TASK TO CARRY OUT: Return the entries below verbatim. Pictures stay out.

(Recorded data)
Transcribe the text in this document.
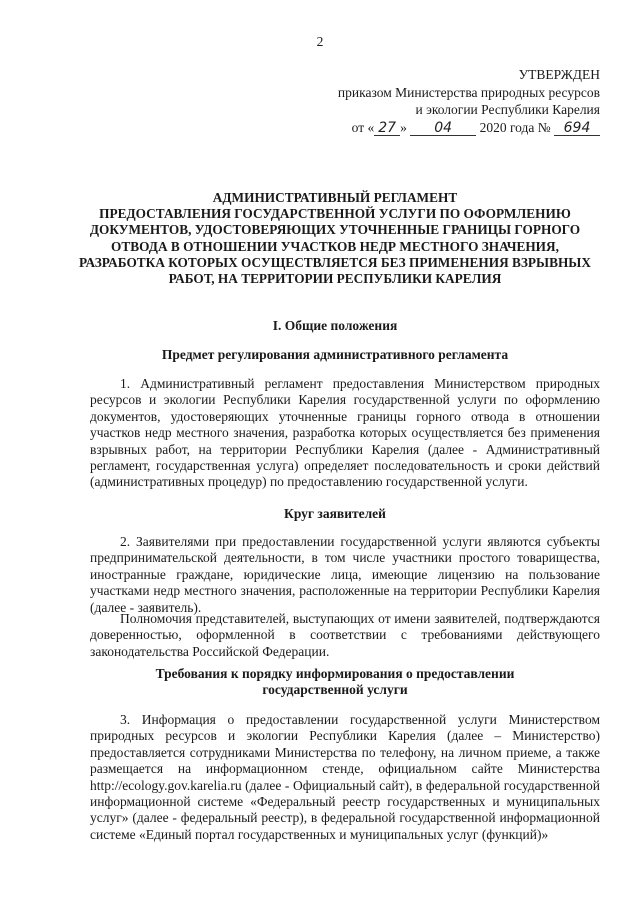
2
УТВЕРЖДЕН
приказом Министерства природных ресурсов
и экологии Республики Карелия
от « 27 » 04 2020 года № 694
АДМИНИСТРАТИВНЫЙ РЕГЛАМЕНТ
ПРЕДОСТАВЛЕНИЯ ГОСУДАРСТВЕННОЙ УСЛУГИ ПО ОФОРМЛЕНИЮ
ДОКУМЕНТОВ, УДОСТОВЕРЯЮЩИХ УТОЧНЕННЫЕ ГРАНИЦЫ ГОРНОГО
ОТВОДА В ОТНОШЕНИИ УЧАСТКОВ НЕДР МЕСТНОГО ЗНАЧЕНИЯ,
РАЗРАБОТКА КОТОРЫХ ОСУЩЕСТВЛЯЕТСЯ БЕЗ ПРИМЕНЕНИЯ ВЗРЫВНЫХ
РАБОТ, НА ТЕРРИТОРИИ РЕСПУБЛИКИ КАРЕЛИЯ
I. Общие положения
Предмет регулирования административного регламента

1. Административный регламент предоставления Министерством природных ресурсов и экологии Республики Карелия государственной услуги по оформлению документов, удостоверяющих уточненные границы горного отвода в отношении участков недр местного значения, разработка которых осуществляется без применения взрывных работ, на территории Республики Карелия (далее - Административный регламент, государственная услуга) определяет последовательность и сроки действий (административных процедур) по предоставлению государственной услуги.

Круг заявителей

2. Заявителями при предоставлении государственной услуги являются субъекты предпринимательской деятельности, в том числе участники простого товарищества, иностранные граждане, юридические лица, имеющие лицензию на пользование участками недр местного значения, расположенные на территории Республики Карелия (далее - заявитель).

Полномочия представителей, выступающих от имени заявителей, подтверждаются доверенностью, оформленной в соответствии с требованиями действующего законодательства Российской Федерации.

Требования к порядку информирования о предоставлении
государственной услуги

3. Информация о предоставлении государственной услуги Министерством природных ресурсов и экологии Республики Карелия (далее – Министерство) предоставляется сотрудниками Министерства по телефону, на личном приеме, а также размещается на информационном стенде, официальном сайте Министерства http://ecology.gov.karelia.ru (далее - Официальный сайт), в федеральной государственной информационной системе «Федеральный реестр государственных и муниципальных услуг» (далее - федеральный реестр), в федеральной государственной информационной системе «Единый портал государственных и муниципальных услуг (функций)»
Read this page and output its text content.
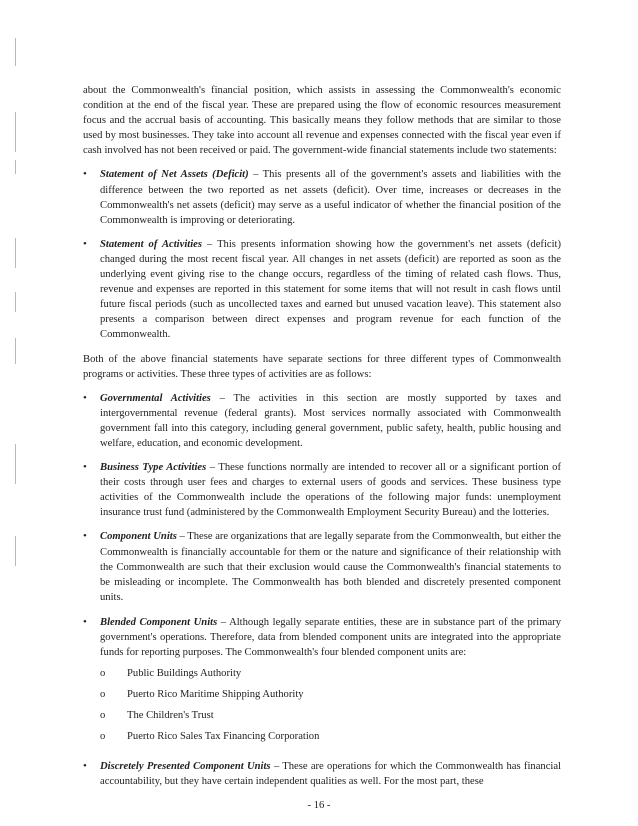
about the Commonwealth's financial position, which assists in assessing the Commonwealth's economic condition at the end of the fiscal year. These are prepared using the flow of economic resources measurement focus and the accrual basis of accounting. This basically means they follow methods that are similar to those used by most businesses. They take into account all revenue and expenses connected with the fiscal year even if cash involved has not been received or paid. The government-wide financial statements include two statements:

• Statement of Net Assets (Deficit) – This presents all of the government's assets and liabilities with the difference between the two reported as net assets (deficit). Over time, increases or decreases in the Commonwealth's net assets (deficit) may serve as a useful indicator of whether the financial position of the Commonwealth is improving or deteriorating.
• Statement of Activities – This presents information showing how the government's net assets (deficit) changed during the most recent fiscal year. All changes in net assets (deficit) are reported as soon as the underlying event giving rise to the change occurs, regardless of the timing of related cash flows. Thus, revenue and expenses are reported in this statement for some items that will not result in cash flows until future fiscal periods (such as uncollected taxes and earned but unused vacation leave). This statement also presents a comparison between direct expenses and program revenue for each function of the Commonwealth.

Both of the above financial statements have separate sections for three different types of Commonwealth programs or activities. These three types of activities are as follows:

• Governmental Activities – The activities in this section are mostly supported by taxes and intergovernmental revenue (federal grants). Most services normally associated with Commonwealth government fall into this category, including general government, public safety, health, public housing and welfare, education, and economic development.
• Business Type Activities – These functions normally are intended to recover all or a significant portion of their costs through user fees and charges to external users of goods and services. These business type activities of the Commonwealth include the operations of the following major funds: unemployment insurance trust fund (administered by the Commonwealth Employment Security Bureau) and the lotteries.
• Component Units – These are organizations that are legally separate from the Commonwealth, but either the Commonwealth is financially accountable for them or the nature and significance of their relationship with the Commonwealth are such that their exclusion would cause the Commonwealth's financial statements to be misleading or incomplete. The Commonwealth has both blended and discretely presented component units.
• Blended Component Units – Although legally separate entities, these are in substance part of the primary government's operations. Therefore, data from blended component units are integrated into the appropriate funds for reporting purposes. The Commonwealth's four blended component units are:
o Public Buildings Authority
o Puerto Rico Maritime Shipping Authority
o The Children's Trust
o Puerto Rico Sales Tax Financing Corporation
• Discretely Presented Component Units – These are operations for which the Commonwealth has financial accountability, but they have certain independent qualities as well. For the most part, these
- 16 -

RESULT:
Transcribe the text in this document.
2
УТВЕРЖДЕН
приказом Министерства природных ресурсов
и экологии Республики Карелия
от « 27 » 04 2020 года № 694
АДМИНИСТРАТИВНЫЙ РЕГЛАМЕНТ
ПРЕДОСТАВЛЕНИЯ ГОСУДАРСТВЕННОЙ УСЛУГИ ПО ОФОРМЛЕНИЮ
ДОКУМЕНТОВ, УДОСТОВЕРЯЮЩИХ УТОЧНЕННЫЕ ГРАНИЦЫ ГОРНОГО
ОТВОДА В ОТНОШЕНИИ УЧАСТКОВ НЕДР МЕСТНОГО ЗНАЧЕНИЯ,
РАЗРАБОТКА КОТОРЫХ ОСУЩЕСТВЛЯЕТСЯ БЕЗ ПРИМЕНЕНИЯ ВЗРЫВНЫХ
РАБОТ, НА ТЕРРИТОРИИ РЕСПУБЛИКИ КАРЕЛИЯ
I. Общие положения
Предмет регулирования административного регламента

1. Административный регламент предоставления Министерством природных ресурсов и экологии Республики Карелия государственной услуги по оформлению документов, удостоверяющих уточненные границы горного отвода в отношении участков недр местного значения, разработка которых осуществляется без применения взрывных работ, на территории Республики Карелия (далее - Административный регламент, государственная услуга) определяет последовательность и сроки действий (административных процедур) по предоставлению государственной услуги.

Круг заявителей

2. Заявителями при предоставлении государственной услуги являются субъекты предпринимательской деятельности, в том числе участники простого товарищества, иностранные граждане, юридические лица, имеющие лицензию на пользование участками недр местного значения, расположенные на территории Республики Карелия (далее - заявитель).

Полномочия представителей, выступающих от имени заявителей, подтверждаются доверенностью, оформленной в соответствии с требованиями действующего законодательства Российской Федерации.

Требования к порядку информирования о предоставлении
государственной услуги

3. Информация о предоставлении государственной услуги Министерством природных ресурсов и экологии Республики Карелия (далее – Министерство) предоставляется сотрудниками Министерства по телефону, на личном приеме, а также размещается на информационном стенде, официальном сайте Министерства http://ecology.gov.karelia.ru (далее - Официальный сайт), в федеральной государственной информационной системе «Федеральный реестр государственных и муниципальных услуг» (далее - федеральный реестр), в федеральной государственной информационной системе «Единый портал государственных и муниципальных услуг (функций)»
Read this page and output its text content.
about the Commonwealth's financial position, which assists in assessing the Commonwealth's economic condition at the end of the fiscal year. These are prepared using the flow of economic resources measurement focus and the accrual basis of accounting. This basically means they follow methods that are similar to those used by most businesses. They take into account all revenue and expenses connected with the fiscal year even if cash involved has not been received or paid. The government-wide financial statements include two statements:

• Statement of Net Assets (Deficit) – This presents all of the government's assets and liabilities with the difference between the two reported as net assets (deficit). Over time, increases or decreases in the Commonwealth's net assets (deficit) may serve as a useful indicator of whether the financial position of the Commonwealth is improving or deteriorating.
• Statement of Activities – This presents information showing how the government's net assets (deficit) changed during the most recent fiscal year. All changes in net assets (deficit) are reported as soon as the underlying event giving rise to the change occurs, regardless of the timing of related cash flows. Thus, revenue and expenses are reported in this statement for some items that will not result in cash flows until future fiscal periods (such as uncollected taxes and earned but unused vacation leave). This statement also presents a comparison between direct expenses and program revenue for each function of the Commonwealth.

Both of the above financial statements have separate sections for three different types of Commonwealth programs or activities. These three types of activities are as follows:

• Governmental Activities – The activities in this section are mostly supported by taxes and intergovernmental revenue (federal grants). Most services normally associated with Commonwealth government fall into this category, including general government, public safety, health, public housing and welfare, education, and economic development.
• Business Type Activities – These functions normally are intended to recover all or a significant portion of their costs through user fees and charges to external users of goods and services. These business type activities of the Commonwealth include the operations of the following major funds: unemployment insurance trust fund (administered by the Commonwealth Employment Security Bureau) and the lotteries.
• Component Units – These are organizations that are legally separate from the Commonwealth, but either the Commonwealth is financially accountable for them or the nature and significance of their relationship with the Commonwealth are such that their exclusion would cause the Commonwealth's financial statements to be misleading or incomplete. The Commonwealth has both blended and discretely presented component units.
• Blended Component Units – Although legally separate entities, these are in substance part of the primary government's operations. Therefore, data from blended component units are integrated into the appropriate funds for reporting purposes. The Commonwealth's four blended component units are:
o Public Buildings Authority
o Puerto Rico Maritime Shipping Authority
o The Children's Trust
o Puerto Rico Sales Tax Financing Corporation
• Discretely Presented Component Units – These are operations for which the Commonwealth has financial accountability, but they have certain independent qualities as well. For the most part, these
- 16 -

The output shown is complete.